Only the pictures are omitted; repeat all other data exactly.

Input for this task:
>> begin
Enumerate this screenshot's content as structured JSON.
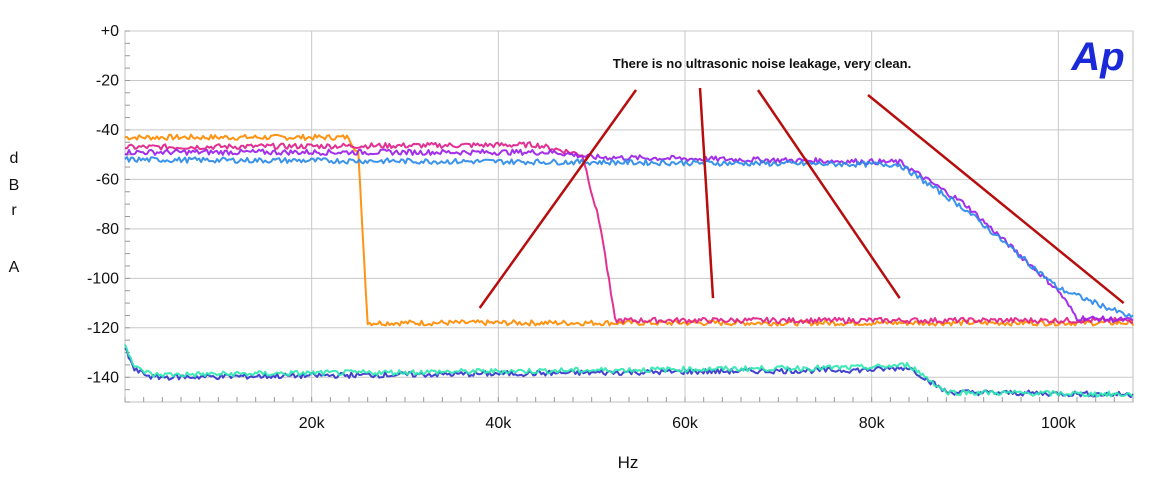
{
  "chart_data": {
    "type": "line",
    "title": "",
    "xlabel": "Hz",
    "ylabel_letters": [
      "d",
      "B",
      "r",
      "",
      "A"
    ],
    "xlim": [
      0,
      108000
    ],
    "ylim": [
      -150,
      0
    ],
    "x_ticks": [
      {
        "value": 20000,
        "label": "20k"
      },
      {
        "value": 40000,
        "label": "40k"
      },
      {
        "value": 60000,
        "label": "60k"
      },
      {
        "value": 80000,
        "label": "80k"
      },
      {
        "value": 100000,
        "label": "100k"
      }
    ],
    "y_ticks": [
      {
        "value": 0,
        "label": "+0"
      },
      {
        "value": -20,
        "label": "-20"
      },
      {
        "value": -40,
        "label": "-40"
      },
      {
        "value": -60,
        "label": "-60"
      },
      {
        "value": -80,
        "label": "-80"
      },
      {
        "value": -100,
        "label": "-100"
      },
      {
        "value": -120,
        "label": "-120"
      },
      {
        "value": -140,
        "label": "-140"
      }
    ],
    "grid": true,
    "annotation": {
      "text": "There is no ultrasonic noise leakage, very clean.",
      "arrows_to": [
        [
          38000,
          -112
        ],
        [
          63000,
          -108
        ],
        [
          83000,
          -108
        ],
        [
          107000,
          -110
        ]
      ]
    },
    "logo": "Ap",
    "series": [
      {
        "color": "#ff8a00",
        "points": [
          [
            0,
            -43
          ],
          [
            24000,
            -43
          ],
          [
            25000,
            -50
          ],
          [
            26000,
            -118
          ],
          [
            108000,
            -118
          ]
        ]
      },
      {
        "color": "#e0208a",
        "points": [
          [
            0,
            -47
          ],
          [
            44000,
            -46
          ],
          [
            49000,
            -50
          ],
          [
            51000,
            -80
          ],
          [
            52500,
            -117
          ],
          [
            108000,
            -117
          ]
        ]
      },
      {
        "color": "#9b1ee8",
        "points": [
          [
            0,
            -49
          ],
          [
            46000,
            -49
          ],
          [
            50000,
            -51
          ],
          [
            83000,
            -53
          ],
          [
            90000,
            -70
          ],
          [
            100000,
            -105
          ],
          [
            102000,
            -116
          ],
          [
            108000,
            -117
          ]
        ]
      },
      {
        "color": "#2b8ae8",
        "points": [
          [
            0,
            -52
          ],
          [
            50000,
            -53
          ],
          [
            83000,
            -54
          ],
          [
            90000,
            -72
          ],
          [
            100000,
            -104
          ],
          [
            108000,
            -116
          ]
        ]
      },
      {
        "color": "#3333cc",
        "points": [
          [
            0,
            -128
          ],
          [
            1000,
            -137
          ],
          [
            3000,
            -140
          ],
          [
            80000,
            -137
          ],
          [
            84000,
            -136
          ],
          [
            88000,
            -146
          ],
          [
            108000,
            -147
          ]
        ]
      },
      {
        "color": "#2ee8b0",
        "points": [
          [
            0,
            -126
          ],
          [
            1000,
            -136
          ],
          [
            3000,
            -139
          ],
          [
            80000,
            -136
          ],
          [
            84000,
            -135
          ],
          [
            88000,
            -146
          ],
          [
            108000,
            -147
          ]
        ]
      }
    ]
  }
}
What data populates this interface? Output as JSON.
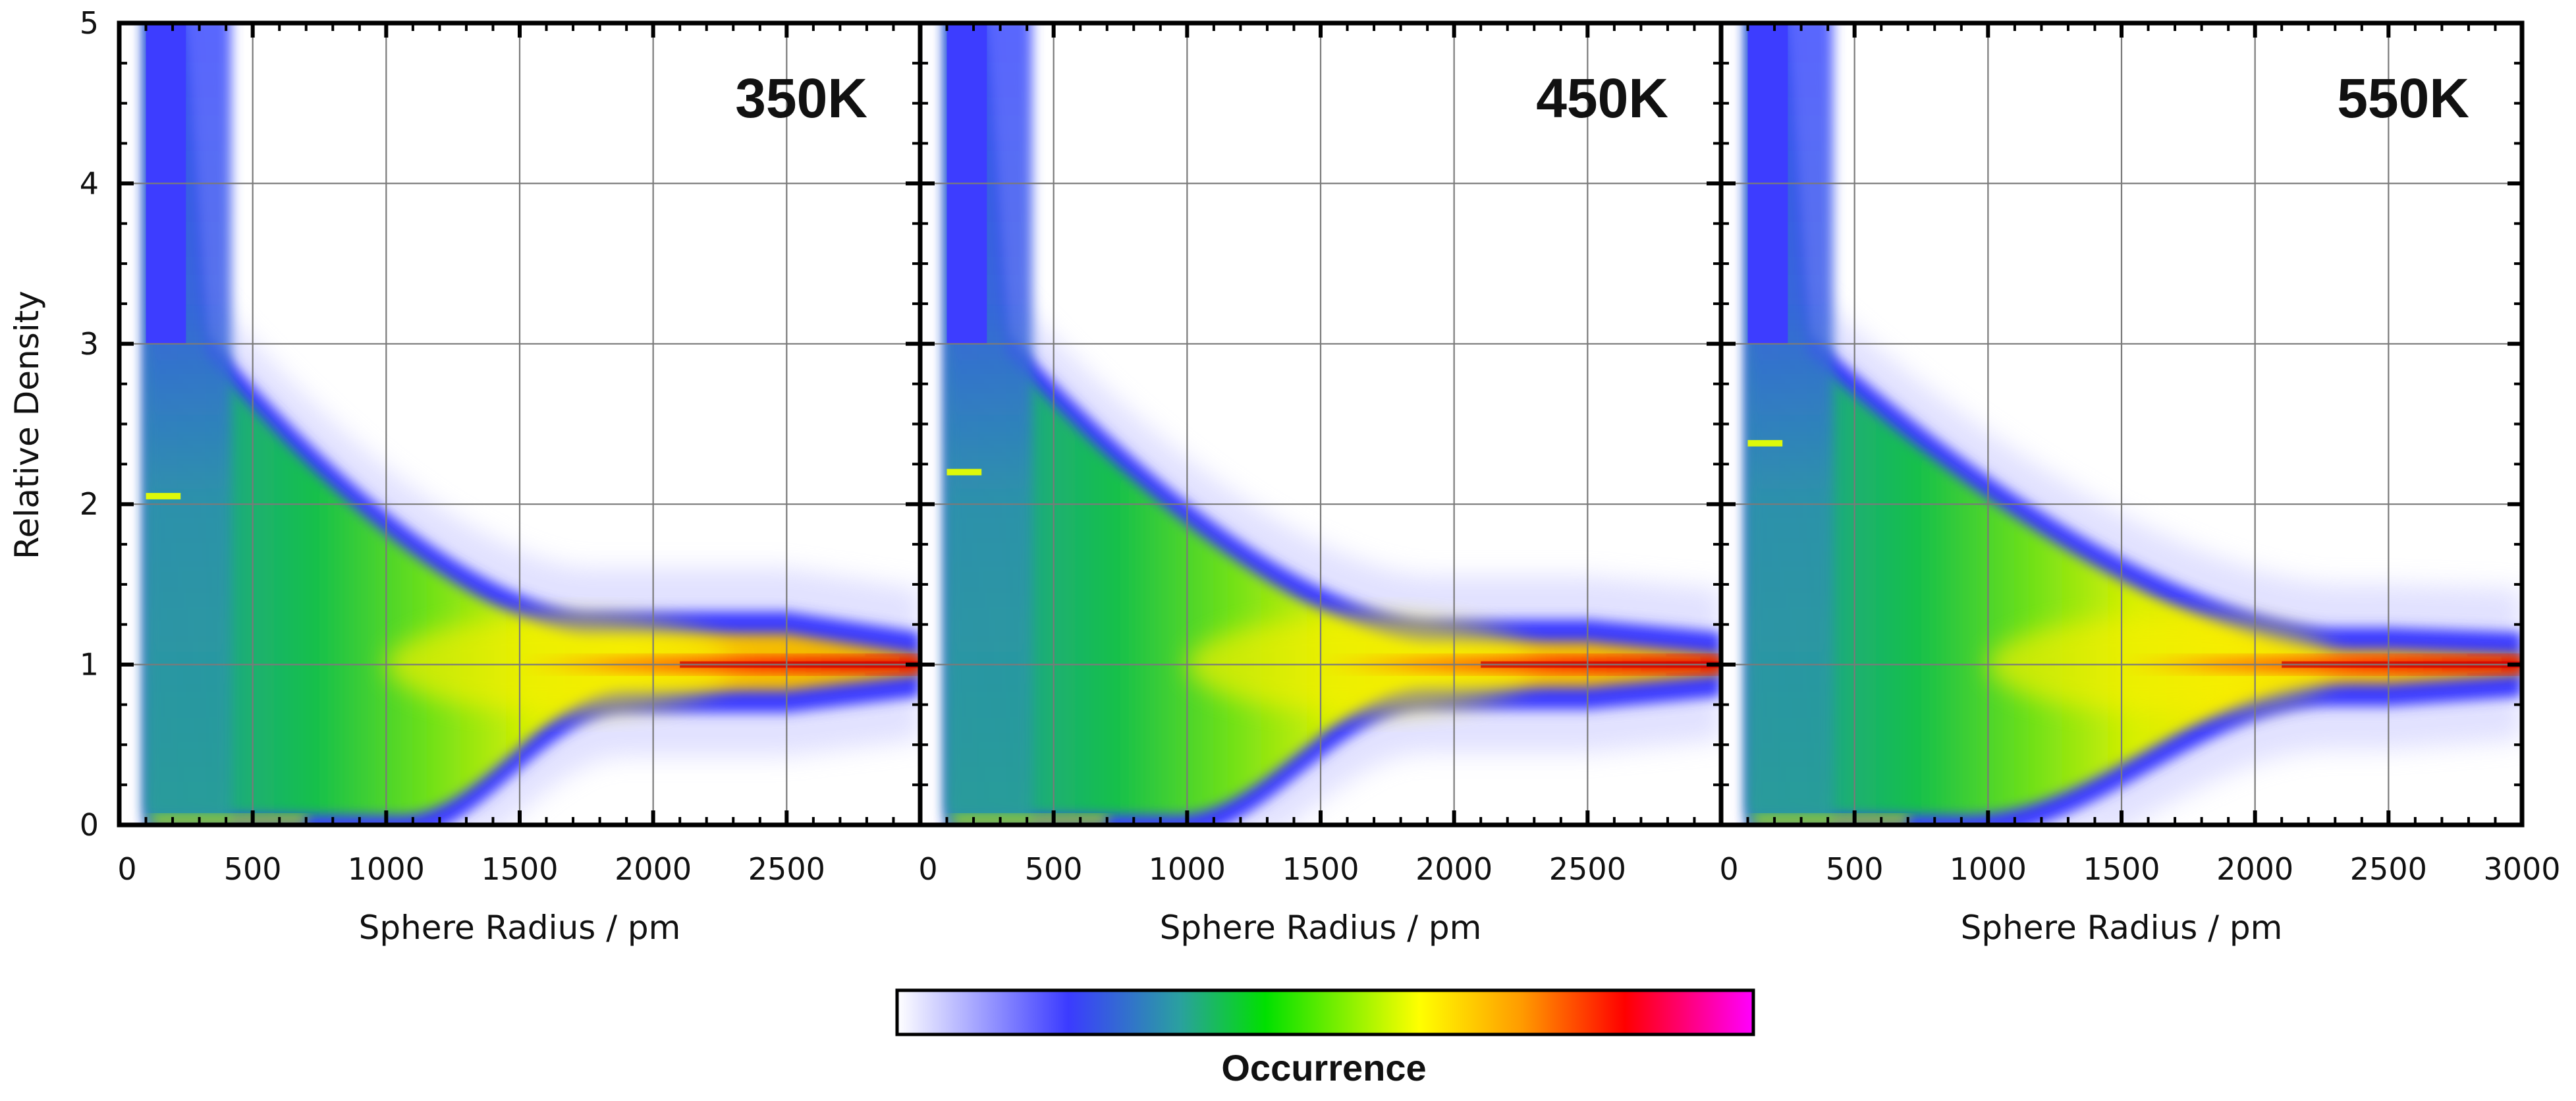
{
  "chart_data": {
    "type": "heatmap",
    "description_kind": "2D histogram panels sharing y axis",
    "x_range": [
      0,
      3000
    ],
    "y_range": [
      0,
      5
    ],
    "x_ticks": [
      0,
      500,
      1000,
      1500,
      2000,
      2500,
      3000
    ],
    "y_ticks": [
      0,
      1,
      2,
      3,
      4,
      5
    ],
    "x_tick_labels_left_panels": [
      "0",
      "500",
      "1000",
      "1500",
      "2000",
      "2500"
    ],
    "x_tick_labels_last_panel": [
      "0",
      "500",
      "1000",
      "1500",
      "2000",
      "2500",
      "3000"
    ],
    "y_tick_labels": [
      "0",
      "1",
      "2",
      "3",
      "4",
      "5"
    ],
    "xlabel": "Sphere Radius / pm",
    "ylabel": "Relative Density",
    "panels": [
      {
        "label": "350K",
        "spike_y": 2.05,
        "upper_decay_end_x": 1750,
        "lower_rise_x": [
          1050,
          1900
        ],
        "plateau_hi": 1.25,
        "plateau_lo": 0.78
      },
      {
        "label": "450K",
        "spike_y": 2.2,
        "upper_decay_end_x": 1900,
        "lower_rise_x": [
          950,
          1900
        ],
        "plateau_hi": 1.2,
        "plateau_lo": 0.8
      },
      {
        "label": "550K",
        "spike_y": 2.38,
        "upper_decay_end_x": 2300,
        "lower_rise_x": [
          900,
          2300
        ],
        "plateau_hi": 1.15,
        "plateau_lo": 0.82
      }
    ],
    "colorbar": {
      "title": "Occurrence",
      "stops": [
        "#ffffff",
        "#3b3bff",
        "#2aa0a0",
        "#00e000",
        "#ffff00",
        "#ff9a00",
        "#ff0000",
        "#ff00ff"
      ]
    }
  }
}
>> end
Expected answer:
Enumerate this screenshot's content as structured JSON.
{
  "chart_data": {
    "type": "line",
    "title": "",
    "xlabel": "Hz",
    "ylabel_letters": [
      "d",
      "B",
      "r",
      "",
      "A"
    ],
    "xlim": [
      0,
      108000
    ],
    "ylim": [
      -150,
      0
    ],
    "x_ticks": [
      {
        "value": 20000,
        "label": "20k"
      },
      {
        "value": 40000,
        "label": "40k"
      },
      {
        "value": 60000,
        "label": "60k"
      },
      {
        "value": 80000,
        "label": "80k"
      },
      {
        "value": 100000,
        "label": "100k"
      }
    ],
    "y_ticks": [
      {
        "value": 0,
        "label": "+0"
      },
      {
        "value": -20,
        "label": "-20"
      },
      {
        "value": -40,
        "label": "-40"
      },
      {
        "value": -60,
        "label": "-60"
      },
      {
        "value": -80,
        "label": "-80"
      },
      {
        "value": -100,
        "label": "-100"
      },
      {
        "value": -120,
        "label": "-120"
      },
      {
        "value": -140,
        "label": "-140"
      }
    ],
    "grid": true,
    "annotation": {
      "text": "There is no ultrasonic noise leakage, very clean.",
      "arrows_to": [
        [
          38000,
          -112
        ],
        [
          63000,
          -108
        ],
        [
          83000,
          -108
        ],
        [
          107000,
          -110
        ]
      ]
    },
    "logo": "Ap",
    "series": [
      {
        "color": "#ff8a00",
        "points": [
          [
            0,
            -43
          ],
          [
            24000,
            -43
          ],
          [
            25000,
            -50
          ],
          [
            26000,
            -118
          ],
          [
            108000,
            -118
          ]
        ]
      },
      {
        "color": "#e0208a",
        "points": [
          [
            0,
            -47
          ],
          [
            44000,
            -46
          ],
          [
            49000,
            -50
          ],
          [
            51000,
            -80
          ],
          [
            52500,
            -117
          ],
          [
            108000,
            -117
          ]
        ]
      },
      {
        "color": "#9b1ee8",
        "points": [
          [
            0,
            -49
          ],
          [
            46000,
            -49
          ],
          [
            50000,
            -51
          ],
          [
            83000,
            -53
          ],
          [
            90000,
            -70
          ],
          [
            100000,
            -105
          ],
          [
            102000,
            -116
          ],
          [
            108000,
            -117
          ]
        ]
      },
      {
        "color": "#2b8ae8",
        "points": [
          [
            0,
            -52
          ],
          [
            50000,
            -53
          ],
          [
            83000,
            -54
          ],
          [
            90000,
            -72
          ],
          [
            100000,
            -104
          ],
          [
            108000,
            -116
          ]
        ]
      },
      {
        "color": "#3333cc",
        "points": [
          [
            0,
            -128
          ],
          [
            1000,
            -137
          ],
          [
            3000,
            -140
          ],
          [
            80000,
            -137
          ],
          [
            84000,
            -136
          ],
          [
            88000,
            -146
          ],
          [
            108000,
            -147
          ]
        ]
      },
      {
        "color": "#2ee8b0",
        "points": [
          [
            0,
            -126
          ],
          [
            1000,
            -136
          ],
          [
            3000,
            -139
          ],
          [
            80000,
            -136
          ],
          [
            84000,
            -135
          ],
          [
            88000,
            -146
          ],
          [
            108000,
            -147
          ]
        ]
      }
    ]
  }
}
What data populates this interface? Output as JSON.
{
  "chart_data": {
    "type": "heatmap",
    "description_kind": "2D histogram panels sharing y axis",
    "x_range": [
      0,
      3000
    ],
    "y_range": [
      0,
      5
    ],
    "x_ticks": [
      0,
      500,
      1000,
      1500,
      2000,
      2500,
      3000
    ],
    "y_ticks": [
      0,
      1,
      2,
      3,
      4,
      5
    ],
    "x_tick_labels_left_panels": [
      "0",
      "500",
      "1000",
      "1500",
      "2000",
      "2500"
    ],
    "x_tick_labels_last_panel": [
      "0",
      "500",
      "1000",
      "1500",
      "2000",
      "2500",
      "3000"
    ],
    "y_tick_labels": [
      "0",
      "1",
      "2",
      "3",
      "4",
      "5"
    ],
    "xlabel": "Sphere Radius / pm",
    "ylabel": "Relative Density",
    "panels": [
      {
        "label": "350K",
        "spike_y": 2.05,
        "upper_decay_end_x": 1750,
        "lower_rise_x": [
          1050,
          1900
        ],
        "plateau_hi": 1.25,
        "plateau_lo": 0.78
      },
      {
        "label": "450K",
        "spike_y": 2.2,
        "upper_decay_end_x": 1900,
        "lower_rise_x": [
          950,
          1900
        ],
        "plateau_hi": 1.2,
        "plateau_lo": 0.8
      },
      {
        "label": "550K",
        "spike_y": 2.38,
        "upper_decay_end_x": 2300,
        "lower_rise_x": [
          900,
          2300
        ],
        "plateau_hi": 1.15,
        "plateau_lo": 0.82
      }
    ],
    "colorbar": {
      "title": "Occurrence",
      "stops": [
        "#ffffff",
        "#3b3bff",
        "#2aa0a0",
        "#00e000",
        "#ffff00",
        "#ff9a00",
        "#ff0000",
        "#ff00ff"
      ]
    }
  }
}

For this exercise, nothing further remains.